:: What to produce ::
Go through the records and extract every line with the word "they".

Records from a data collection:

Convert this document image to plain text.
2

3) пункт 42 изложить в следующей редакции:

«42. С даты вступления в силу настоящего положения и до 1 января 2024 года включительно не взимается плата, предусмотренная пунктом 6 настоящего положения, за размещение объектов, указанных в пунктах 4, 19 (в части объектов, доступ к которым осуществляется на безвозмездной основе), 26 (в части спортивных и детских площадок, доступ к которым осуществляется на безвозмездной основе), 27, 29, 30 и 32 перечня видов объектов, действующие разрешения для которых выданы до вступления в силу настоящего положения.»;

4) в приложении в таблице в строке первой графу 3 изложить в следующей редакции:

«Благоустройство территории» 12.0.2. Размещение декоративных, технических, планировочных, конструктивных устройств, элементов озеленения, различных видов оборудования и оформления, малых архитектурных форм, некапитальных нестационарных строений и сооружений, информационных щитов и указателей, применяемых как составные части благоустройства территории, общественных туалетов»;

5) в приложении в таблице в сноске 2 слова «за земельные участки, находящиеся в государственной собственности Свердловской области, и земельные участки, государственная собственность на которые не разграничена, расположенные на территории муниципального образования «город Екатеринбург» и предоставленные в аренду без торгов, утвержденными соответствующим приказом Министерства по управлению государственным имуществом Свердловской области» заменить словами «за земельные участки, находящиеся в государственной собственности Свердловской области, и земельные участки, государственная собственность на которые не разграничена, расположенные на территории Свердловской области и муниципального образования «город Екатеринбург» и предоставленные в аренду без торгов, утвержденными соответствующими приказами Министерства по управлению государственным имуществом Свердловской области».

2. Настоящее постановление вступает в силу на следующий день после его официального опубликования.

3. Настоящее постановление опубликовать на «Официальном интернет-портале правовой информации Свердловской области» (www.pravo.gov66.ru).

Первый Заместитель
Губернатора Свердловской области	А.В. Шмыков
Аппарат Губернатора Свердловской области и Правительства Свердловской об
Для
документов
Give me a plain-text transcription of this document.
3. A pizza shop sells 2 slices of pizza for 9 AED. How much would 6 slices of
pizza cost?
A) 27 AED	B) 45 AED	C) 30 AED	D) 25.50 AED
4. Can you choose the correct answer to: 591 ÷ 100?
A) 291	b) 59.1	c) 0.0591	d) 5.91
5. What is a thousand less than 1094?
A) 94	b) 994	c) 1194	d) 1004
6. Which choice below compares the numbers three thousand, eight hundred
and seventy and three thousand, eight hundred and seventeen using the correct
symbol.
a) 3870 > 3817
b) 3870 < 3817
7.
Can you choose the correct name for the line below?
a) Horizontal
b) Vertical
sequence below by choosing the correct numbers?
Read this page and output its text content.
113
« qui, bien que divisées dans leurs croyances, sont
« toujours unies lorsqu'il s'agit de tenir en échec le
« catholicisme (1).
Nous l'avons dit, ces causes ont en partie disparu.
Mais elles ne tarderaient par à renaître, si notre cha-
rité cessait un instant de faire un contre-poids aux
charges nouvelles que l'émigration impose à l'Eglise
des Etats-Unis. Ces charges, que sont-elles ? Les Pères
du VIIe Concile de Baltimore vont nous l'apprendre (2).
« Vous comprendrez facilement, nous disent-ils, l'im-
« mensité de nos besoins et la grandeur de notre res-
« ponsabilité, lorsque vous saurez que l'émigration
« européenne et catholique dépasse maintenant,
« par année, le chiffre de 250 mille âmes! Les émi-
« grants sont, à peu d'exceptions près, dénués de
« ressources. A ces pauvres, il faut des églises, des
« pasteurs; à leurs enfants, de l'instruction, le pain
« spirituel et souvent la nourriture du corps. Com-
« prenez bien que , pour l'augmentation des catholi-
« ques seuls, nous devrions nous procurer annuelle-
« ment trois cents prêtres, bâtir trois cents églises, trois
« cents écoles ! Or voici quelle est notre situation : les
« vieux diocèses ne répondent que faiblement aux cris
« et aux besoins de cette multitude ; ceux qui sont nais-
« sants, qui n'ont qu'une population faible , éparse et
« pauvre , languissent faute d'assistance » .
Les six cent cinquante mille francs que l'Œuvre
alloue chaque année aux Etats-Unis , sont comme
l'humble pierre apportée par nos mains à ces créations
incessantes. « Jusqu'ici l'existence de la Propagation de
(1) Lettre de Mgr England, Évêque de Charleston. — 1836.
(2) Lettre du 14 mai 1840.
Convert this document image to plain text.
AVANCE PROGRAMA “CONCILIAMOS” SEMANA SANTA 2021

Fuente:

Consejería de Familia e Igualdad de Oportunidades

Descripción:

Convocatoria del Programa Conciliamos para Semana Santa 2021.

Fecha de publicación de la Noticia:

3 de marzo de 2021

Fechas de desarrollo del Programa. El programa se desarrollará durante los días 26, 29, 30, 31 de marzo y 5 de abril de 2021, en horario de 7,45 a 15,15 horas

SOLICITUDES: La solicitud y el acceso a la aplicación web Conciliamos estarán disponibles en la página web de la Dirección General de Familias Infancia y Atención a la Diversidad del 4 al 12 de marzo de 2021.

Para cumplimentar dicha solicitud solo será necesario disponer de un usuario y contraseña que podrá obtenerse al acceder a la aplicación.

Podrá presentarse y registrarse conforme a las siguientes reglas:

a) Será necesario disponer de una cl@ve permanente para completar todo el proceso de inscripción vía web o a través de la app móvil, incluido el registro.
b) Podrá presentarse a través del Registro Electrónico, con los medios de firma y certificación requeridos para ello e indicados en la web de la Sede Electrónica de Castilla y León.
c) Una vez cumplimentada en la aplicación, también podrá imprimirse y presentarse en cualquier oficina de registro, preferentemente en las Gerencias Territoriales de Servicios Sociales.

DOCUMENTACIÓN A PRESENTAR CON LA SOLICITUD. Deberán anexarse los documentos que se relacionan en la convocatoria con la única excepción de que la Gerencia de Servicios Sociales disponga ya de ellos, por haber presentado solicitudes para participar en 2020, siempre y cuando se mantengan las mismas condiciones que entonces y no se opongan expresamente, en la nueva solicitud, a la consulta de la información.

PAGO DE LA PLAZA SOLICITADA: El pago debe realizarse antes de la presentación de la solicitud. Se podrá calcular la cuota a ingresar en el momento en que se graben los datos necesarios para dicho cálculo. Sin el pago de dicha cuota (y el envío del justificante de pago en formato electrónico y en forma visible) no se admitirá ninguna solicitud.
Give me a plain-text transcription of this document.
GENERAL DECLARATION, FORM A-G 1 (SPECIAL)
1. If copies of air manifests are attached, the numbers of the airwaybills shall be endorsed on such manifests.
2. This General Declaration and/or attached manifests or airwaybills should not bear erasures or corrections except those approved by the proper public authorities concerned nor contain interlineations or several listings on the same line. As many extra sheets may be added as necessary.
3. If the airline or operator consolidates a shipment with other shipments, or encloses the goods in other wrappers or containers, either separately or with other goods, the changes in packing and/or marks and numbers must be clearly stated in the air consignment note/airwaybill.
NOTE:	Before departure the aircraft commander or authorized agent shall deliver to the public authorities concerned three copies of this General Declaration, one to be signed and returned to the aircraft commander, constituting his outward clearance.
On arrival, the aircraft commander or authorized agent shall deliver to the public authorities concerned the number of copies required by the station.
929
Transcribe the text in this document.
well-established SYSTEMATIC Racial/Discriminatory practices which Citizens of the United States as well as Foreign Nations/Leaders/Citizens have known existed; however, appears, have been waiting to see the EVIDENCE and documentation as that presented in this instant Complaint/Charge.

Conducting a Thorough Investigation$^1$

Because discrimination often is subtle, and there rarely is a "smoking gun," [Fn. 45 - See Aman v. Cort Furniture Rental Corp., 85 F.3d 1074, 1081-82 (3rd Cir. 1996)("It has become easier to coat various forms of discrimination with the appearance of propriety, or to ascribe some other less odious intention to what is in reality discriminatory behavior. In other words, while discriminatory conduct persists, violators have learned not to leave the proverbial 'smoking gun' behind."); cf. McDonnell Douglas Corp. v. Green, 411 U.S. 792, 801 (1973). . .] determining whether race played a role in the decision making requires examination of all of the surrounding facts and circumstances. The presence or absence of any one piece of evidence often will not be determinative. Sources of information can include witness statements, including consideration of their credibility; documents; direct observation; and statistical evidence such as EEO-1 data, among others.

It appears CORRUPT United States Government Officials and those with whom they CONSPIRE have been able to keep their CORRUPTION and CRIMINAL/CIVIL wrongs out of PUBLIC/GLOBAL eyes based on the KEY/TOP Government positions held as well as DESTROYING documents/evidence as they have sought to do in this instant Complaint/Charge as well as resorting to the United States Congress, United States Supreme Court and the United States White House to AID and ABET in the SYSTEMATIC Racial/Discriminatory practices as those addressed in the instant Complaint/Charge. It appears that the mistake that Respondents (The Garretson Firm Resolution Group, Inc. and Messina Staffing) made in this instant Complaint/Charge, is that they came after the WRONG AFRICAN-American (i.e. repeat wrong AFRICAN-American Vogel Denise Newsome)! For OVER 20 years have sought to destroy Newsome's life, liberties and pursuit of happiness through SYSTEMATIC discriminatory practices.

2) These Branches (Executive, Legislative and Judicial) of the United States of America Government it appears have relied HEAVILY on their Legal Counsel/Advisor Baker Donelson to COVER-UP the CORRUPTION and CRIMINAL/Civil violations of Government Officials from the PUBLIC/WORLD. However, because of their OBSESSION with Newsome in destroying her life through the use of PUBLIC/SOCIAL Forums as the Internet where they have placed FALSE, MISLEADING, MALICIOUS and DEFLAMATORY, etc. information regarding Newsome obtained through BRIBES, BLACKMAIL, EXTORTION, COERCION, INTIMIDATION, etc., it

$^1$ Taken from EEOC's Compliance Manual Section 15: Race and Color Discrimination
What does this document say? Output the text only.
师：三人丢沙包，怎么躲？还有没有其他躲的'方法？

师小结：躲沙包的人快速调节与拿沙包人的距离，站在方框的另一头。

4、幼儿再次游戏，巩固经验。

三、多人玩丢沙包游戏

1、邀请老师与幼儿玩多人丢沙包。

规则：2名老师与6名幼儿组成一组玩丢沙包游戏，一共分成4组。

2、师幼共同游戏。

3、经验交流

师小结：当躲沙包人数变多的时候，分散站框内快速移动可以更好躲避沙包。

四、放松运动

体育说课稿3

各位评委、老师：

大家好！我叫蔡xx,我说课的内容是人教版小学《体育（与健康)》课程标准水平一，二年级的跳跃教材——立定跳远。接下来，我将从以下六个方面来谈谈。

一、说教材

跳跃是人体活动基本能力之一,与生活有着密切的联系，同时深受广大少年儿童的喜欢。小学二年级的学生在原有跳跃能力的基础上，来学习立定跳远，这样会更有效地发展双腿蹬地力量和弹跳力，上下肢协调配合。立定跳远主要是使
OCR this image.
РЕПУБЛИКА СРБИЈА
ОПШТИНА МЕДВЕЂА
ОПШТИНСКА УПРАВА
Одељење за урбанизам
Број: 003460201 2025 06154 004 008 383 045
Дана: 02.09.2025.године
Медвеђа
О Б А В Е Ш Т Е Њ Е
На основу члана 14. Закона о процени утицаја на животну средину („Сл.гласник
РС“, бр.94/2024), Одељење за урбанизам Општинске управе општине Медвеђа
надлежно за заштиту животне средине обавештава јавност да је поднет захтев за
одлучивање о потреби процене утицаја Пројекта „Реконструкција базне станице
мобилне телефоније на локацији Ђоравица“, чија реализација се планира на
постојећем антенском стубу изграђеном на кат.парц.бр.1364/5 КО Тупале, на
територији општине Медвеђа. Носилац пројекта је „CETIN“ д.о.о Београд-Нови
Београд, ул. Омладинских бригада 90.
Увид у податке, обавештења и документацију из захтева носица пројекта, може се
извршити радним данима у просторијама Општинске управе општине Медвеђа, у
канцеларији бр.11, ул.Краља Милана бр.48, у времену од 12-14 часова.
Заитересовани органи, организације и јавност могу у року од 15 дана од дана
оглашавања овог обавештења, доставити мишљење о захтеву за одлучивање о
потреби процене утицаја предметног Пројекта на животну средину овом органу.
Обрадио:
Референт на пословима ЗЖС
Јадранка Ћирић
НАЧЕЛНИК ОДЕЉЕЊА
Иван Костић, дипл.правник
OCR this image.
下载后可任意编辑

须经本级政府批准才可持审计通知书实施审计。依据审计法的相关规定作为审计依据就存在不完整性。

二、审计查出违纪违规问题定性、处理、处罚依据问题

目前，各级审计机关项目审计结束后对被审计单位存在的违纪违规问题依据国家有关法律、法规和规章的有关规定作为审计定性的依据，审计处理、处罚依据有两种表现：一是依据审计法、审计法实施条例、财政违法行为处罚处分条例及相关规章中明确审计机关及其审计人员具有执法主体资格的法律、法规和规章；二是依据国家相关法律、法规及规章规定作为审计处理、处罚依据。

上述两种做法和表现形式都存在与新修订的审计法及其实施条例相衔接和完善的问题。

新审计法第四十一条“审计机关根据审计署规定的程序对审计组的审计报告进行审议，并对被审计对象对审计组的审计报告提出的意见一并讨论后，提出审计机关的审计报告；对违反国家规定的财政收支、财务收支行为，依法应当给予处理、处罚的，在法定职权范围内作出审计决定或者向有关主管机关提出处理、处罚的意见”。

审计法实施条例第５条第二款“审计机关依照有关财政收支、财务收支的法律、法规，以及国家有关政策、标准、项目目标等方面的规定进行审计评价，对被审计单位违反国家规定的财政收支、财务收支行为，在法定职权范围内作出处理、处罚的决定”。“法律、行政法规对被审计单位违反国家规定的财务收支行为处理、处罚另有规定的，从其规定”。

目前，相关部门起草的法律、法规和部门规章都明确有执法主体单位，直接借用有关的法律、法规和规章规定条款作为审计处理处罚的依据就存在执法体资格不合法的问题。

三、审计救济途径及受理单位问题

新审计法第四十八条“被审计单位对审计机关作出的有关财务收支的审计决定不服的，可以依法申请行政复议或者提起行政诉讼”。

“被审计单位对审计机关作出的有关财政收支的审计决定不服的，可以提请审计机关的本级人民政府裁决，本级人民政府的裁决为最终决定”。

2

:: Correct answer ::
It appears CORRUPT United States Government Officials and those with whom they CONSPIRE have been able to keep their CORRUPTION and CRIMINAL/CIVIL wrongs out of PUBLIC/GLOBAL eyes based on the KEY/TOP Government positions held as well as DESTROYING documents/evidence as they have sought to do in this instant Complaint/Charge as well as resorting to the United States Congress, United States Supreme Court and the United States White House to AID and ABET in the SYSTEMATIC Racial/Discriminatory practices as those addressed in the instant Complaint/Charge. It appears that the mistake that Respondents (The Garretson Firm Resolution Group, Inc. and Messina Staffing) made in this instant Complaint/Charge, is that they came after the WRONG AFRICAN-American (i.e. repeat wrong AFRICAN-American Vogel Denise Newsome)! For OVER 20 years have sought to destroy Newsome's life, liberties and pursuit of happiness through SYSTEMATIC discriminatory practices.
2) These Branches (Executive, Legislative and Judicial) of the United States of America Government it appears have relied HEAVILY on their Legal Counsel/Advisor Baker Donelson to COVER-UP the CORRUPTION and CRIMINAL/Civil violations of Government Officials from the PUBLIC/WORLD. However, because of their OBSESSION with Newsome in destroying her life through the use of PUBLIC/SOCIAL Forums as the Internet where they have placed FALSE, MISLEADING, MALICIOUS and DEFLAMATORY, etc. information regarding Newsome obtained through BRIBES, BLACKMAIL, EXTORTION, COERCION, INTIMIDATION, etc., it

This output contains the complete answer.